- **TASK**: Exactly repeat the material, dropping only the pictures.

- **STORED RECORDS**:
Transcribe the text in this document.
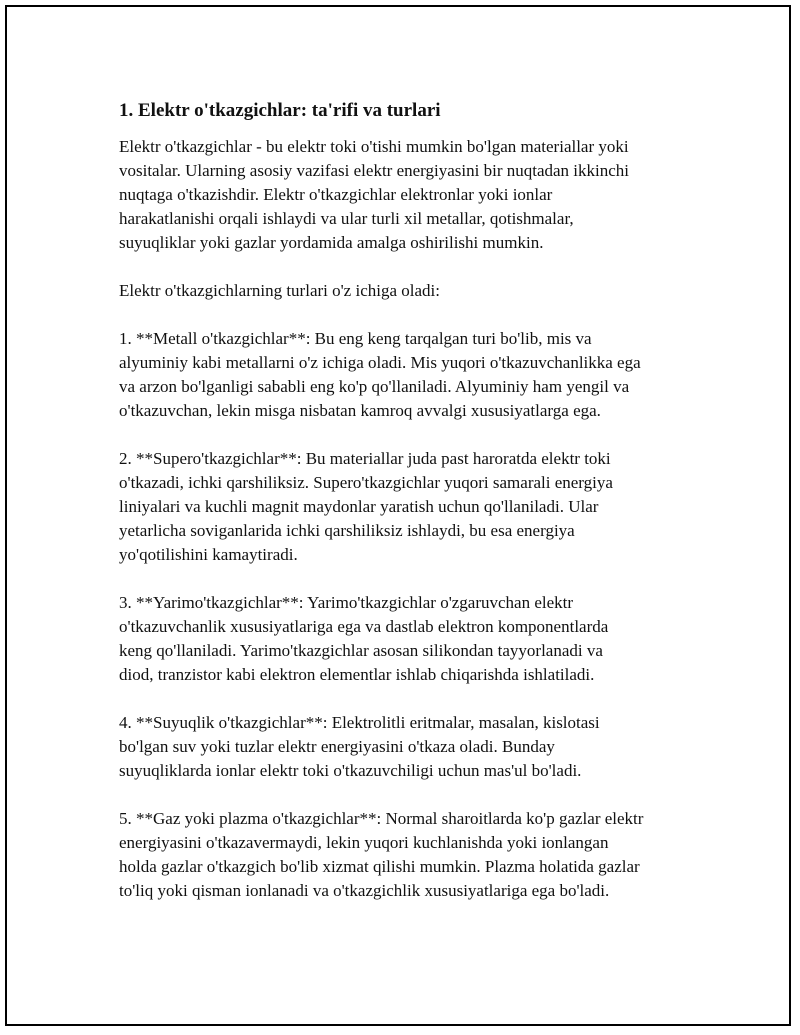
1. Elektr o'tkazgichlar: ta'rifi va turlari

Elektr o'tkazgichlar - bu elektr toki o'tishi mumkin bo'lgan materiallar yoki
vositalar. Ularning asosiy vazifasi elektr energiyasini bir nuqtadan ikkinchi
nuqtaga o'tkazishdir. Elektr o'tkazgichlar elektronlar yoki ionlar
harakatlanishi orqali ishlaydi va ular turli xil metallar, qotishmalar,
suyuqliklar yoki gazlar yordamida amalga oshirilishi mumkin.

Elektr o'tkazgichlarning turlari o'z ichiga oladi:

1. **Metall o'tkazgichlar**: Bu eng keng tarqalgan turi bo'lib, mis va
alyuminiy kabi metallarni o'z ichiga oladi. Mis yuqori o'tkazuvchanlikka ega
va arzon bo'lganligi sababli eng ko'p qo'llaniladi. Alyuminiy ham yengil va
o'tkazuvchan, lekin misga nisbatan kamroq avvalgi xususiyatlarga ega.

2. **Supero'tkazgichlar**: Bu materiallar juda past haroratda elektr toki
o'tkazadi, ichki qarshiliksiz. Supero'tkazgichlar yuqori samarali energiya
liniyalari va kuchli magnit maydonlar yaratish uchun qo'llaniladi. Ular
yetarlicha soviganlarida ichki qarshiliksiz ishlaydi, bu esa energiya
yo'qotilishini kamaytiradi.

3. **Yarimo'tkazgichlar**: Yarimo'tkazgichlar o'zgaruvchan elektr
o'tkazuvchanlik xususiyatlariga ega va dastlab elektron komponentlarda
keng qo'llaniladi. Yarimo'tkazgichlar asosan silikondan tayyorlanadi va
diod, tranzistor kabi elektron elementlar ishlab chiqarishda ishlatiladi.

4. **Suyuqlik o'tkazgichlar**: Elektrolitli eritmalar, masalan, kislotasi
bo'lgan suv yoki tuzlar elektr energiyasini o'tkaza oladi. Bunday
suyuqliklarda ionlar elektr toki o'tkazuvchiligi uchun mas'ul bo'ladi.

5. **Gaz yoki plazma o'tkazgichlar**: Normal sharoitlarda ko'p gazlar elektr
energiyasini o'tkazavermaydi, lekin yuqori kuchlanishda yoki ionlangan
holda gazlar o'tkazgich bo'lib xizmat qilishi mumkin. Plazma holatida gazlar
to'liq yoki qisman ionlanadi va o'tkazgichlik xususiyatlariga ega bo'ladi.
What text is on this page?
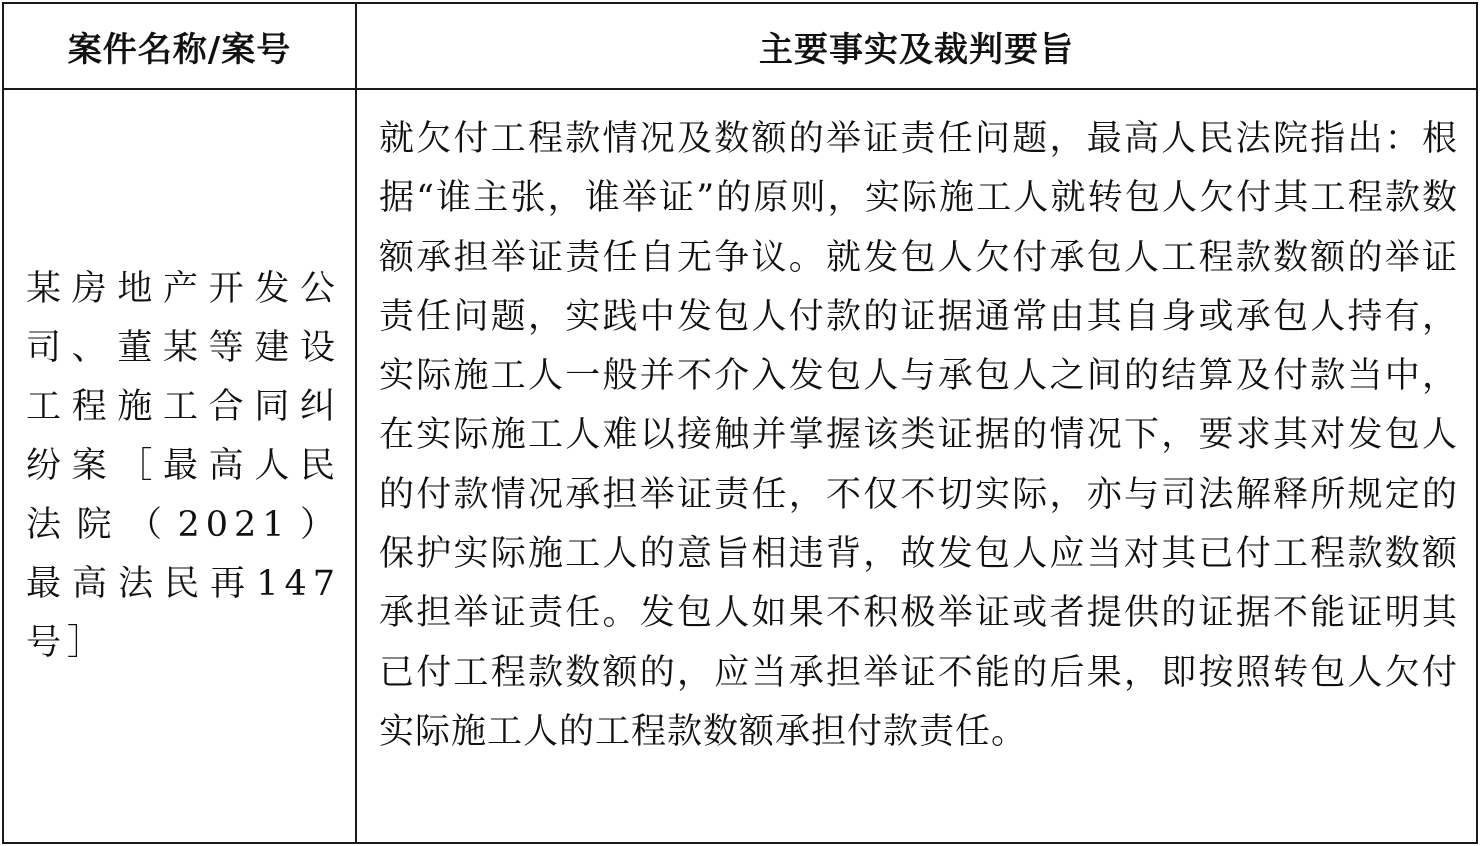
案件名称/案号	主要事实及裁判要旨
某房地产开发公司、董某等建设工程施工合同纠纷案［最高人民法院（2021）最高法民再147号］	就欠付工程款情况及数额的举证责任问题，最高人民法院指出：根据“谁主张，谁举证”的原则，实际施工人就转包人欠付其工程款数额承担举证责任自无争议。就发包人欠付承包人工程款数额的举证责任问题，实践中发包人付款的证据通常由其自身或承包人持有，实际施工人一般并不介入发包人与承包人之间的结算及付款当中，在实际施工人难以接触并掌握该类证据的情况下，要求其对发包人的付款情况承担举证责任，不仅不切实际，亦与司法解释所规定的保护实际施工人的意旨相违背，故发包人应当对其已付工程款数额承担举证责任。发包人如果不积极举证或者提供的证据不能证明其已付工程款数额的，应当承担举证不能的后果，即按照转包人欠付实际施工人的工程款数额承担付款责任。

- **EXERCISE RESULT**:
Transcribe the text in this document.
1. Elektr o'tkazgichlar: ta'rifi va turlari

Elektr o'tkazgichlar - bu elektr toki o'tishi mumkin bo'lgan materiallar yoki
vositalar. Ularning asosiy vazifasi elektr energiyasini bir nuqtadan ikkinchi
nuqtaga o'tkazishdir. Elektr o'tkazgichlar elektronlar yoki ionlar
harakatlanishi orqali ishlaydi va ular turli xil metallar, qotishmalar,
suyuqliklar yoki gazlar yordamida amalga oshirilishi mumkin.

Elektr o'tkazgichlarning turlari o'z ichiga oladi:

1. **Metall o'tkazgichlar**: Bu eng keng tarqalgan turi bo'lib, mis va
alyuminiy kabi metallarni o'z ichiga oladi. Mis yuqori o'tkazuvchanlikka ega
va arzon bo'lganligi sababli eng ko'p qo'llaniladi. Alyuminiy ham yengil va
o'tkazuvchan, lekin misga nisbatan kamroq avvalgi xususiyatlarga ega.

2. **Supero'tkazgichlar**: Bu materiallar juda past haroratda elektr toki
o'tkazadi, ichki qarshiliksiz. Supero'tkazgichlar yuqori samarali energiya
liniyalari va kuchli magnit maydonlar yaratish uchun qo'llaniladi. Ular
yetarlicha soviganlarida ichki qarshiliksiz ishlaydi, bu esa energiya
yo'qotilishini kamaytiradi.

3. **Yarimo'tkazgichlar**: Yarimo'tkazgichlar o'zgaruvchan elektr
o'tkazuvchanlik xususiyatlariga ega va dastlab elektron komponentlarda
keng qo'llaniladi. Yarimo'tkazgichlar asosan silikondan tayyorlanadi va
diod, tranzistor kabi elektron elementlar ishlab chiqarishda ishlatiladi.

4. **Suyuqlik o'tkazgichlar**: Elektrolitli eritmalar, masalan, kislotasi
bo'lgan suv yoki tuzlar elektr energiyasini o'tkaza oladi. Bunday
suyuqliklarda ionlar elektr toki o'tkazuvchiligi uchun mas'ul bo'ladi.

5. **Gaz yoki plazma o'tkazgichlar**: Normal sharoitlarda ko'p gazlar elektr
energiyasini o'tkazavermaydi, lekin yuqori kuchlanishda yoki ionlangan
holda gazlar o'tkazgich bo'lib xizmat qilishi mumkin. Plazma holatida gazlar
to'liq yoki qisman ionlanadi va o'tkazgichlik xususiyatlariga ega bo'ladi.
What text is on this page?
案件名称/案号	主要事实及裁判要旨
某房地产开发公司、董某等建设工程施工合同纠纷案［最高人民法院（2021）最高法民再147号］	就欠付工程款情况及数额的举证责任问题，最高人民法院指出：根据“谁主张，谁举证”的原则，实际施工人就转包人欠付其工程款数额承担举证责任自无争议。就发包人欠付承包人工程款数额的举证责任问题，实践中发包人付款的证据通常由其自身或承包人持有，实际施工人一般并不介入发包人与承包人之间的结算及付款当中，在实际施工人难以接触并掌握该类证据的情况下，要求其对发包人的付款情况承担举证责任，不仅不切实际，亦与司法解释所规定的保护实际施工人的意旨相违背，故发包人应当对其已付工程款数额承担举证责任。发包人如果不积极举证或者提供的证据不能证明其已付工程款数额的，应当承担举证不能的后果，即按照转包人欠付实际施工人的工程款数额承担付款责任。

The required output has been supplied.